(Stored data entries)
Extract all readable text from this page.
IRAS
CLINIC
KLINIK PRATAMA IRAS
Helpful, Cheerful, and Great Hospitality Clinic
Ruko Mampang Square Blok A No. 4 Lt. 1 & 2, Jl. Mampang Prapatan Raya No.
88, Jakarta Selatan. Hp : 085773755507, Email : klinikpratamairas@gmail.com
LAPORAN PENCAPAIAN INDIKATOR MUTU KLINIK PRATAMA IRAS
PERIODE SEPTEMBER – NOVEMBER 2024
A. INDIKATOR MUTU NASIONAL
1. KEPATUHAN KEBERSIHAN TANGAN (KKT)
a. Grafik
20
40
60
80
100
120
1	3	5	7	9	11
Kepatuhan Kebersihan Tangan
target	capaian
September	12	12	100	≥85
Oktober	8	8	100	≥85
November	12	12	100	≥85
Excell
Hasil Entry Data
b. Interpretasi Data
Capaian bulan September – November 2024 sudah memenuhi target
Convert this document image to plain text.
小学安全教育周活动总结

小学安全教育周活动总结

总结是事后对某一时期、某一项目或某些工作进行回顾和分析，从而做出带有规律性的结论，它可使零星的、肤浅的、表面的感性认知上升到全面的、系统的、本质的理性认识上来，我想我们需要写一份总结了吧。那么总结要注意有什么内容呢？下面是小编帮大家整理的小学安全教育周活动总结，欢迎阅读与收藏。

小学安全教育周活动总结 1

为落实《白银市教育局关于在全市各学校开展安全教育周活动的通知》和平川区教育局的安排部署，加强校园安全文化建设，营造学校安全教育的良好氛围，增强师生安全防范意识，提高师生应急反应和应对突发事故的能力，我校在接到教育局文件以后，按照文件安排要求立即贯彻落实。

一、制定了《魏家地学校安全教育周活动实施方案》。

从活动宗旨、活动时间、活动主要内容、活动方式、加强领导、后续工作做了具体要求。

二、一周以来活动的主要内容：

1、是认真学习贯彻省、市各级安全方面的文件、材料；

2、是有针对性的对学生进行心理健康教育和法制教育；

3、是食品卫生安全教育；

» **What to work on**
Quote exactly and only the lines from the one holding "Convert this document image to plain text." through the end of the data.

» **Response below**
Convert this document image to plain text.
小学安全教育周活动总结

小学安全教育周活动总结

总结是事后对某一时期、某一项目或某些工作进行回顾和分析，从而做出带有规律性的结论，它可使零星的、肤浅的、表面的感性认知上升到全面的、系统的、本质的理性认识上来，我想我们需要写一份总结了吧。那么总结要注意有什么内容呢？下面是小编帮大家整理的小学安全教育周活动总结，欢迎阅读与收藏。

小学安全教育周活动总结 1

为落实《白银市教育局关于在全市各学校开展安全教育周活动的通知》和平川区教育局的安排部署，加强校园安全文化建设，营造学校安全教育的良好氛围，增强师生安全防范意识，提高师生应急反应和应对突发事故的能力，我校在接到教育局文件以后，按照文件安排要求立即贯彻落实。

一、制定了《魏家地学校安全教育周活动实施方案》。

从活动宗旨、活动时间、活动主要内容、活动方式、加强领导、后续工作做了具体要求。

二、一周以来活动的主要内容：

1、是认真学习贯彻省、市各级安全方面的文件、材料；

2、是有针对性的对学生进行心理健康教育和法制教育；

3、是食品卫生安全教育；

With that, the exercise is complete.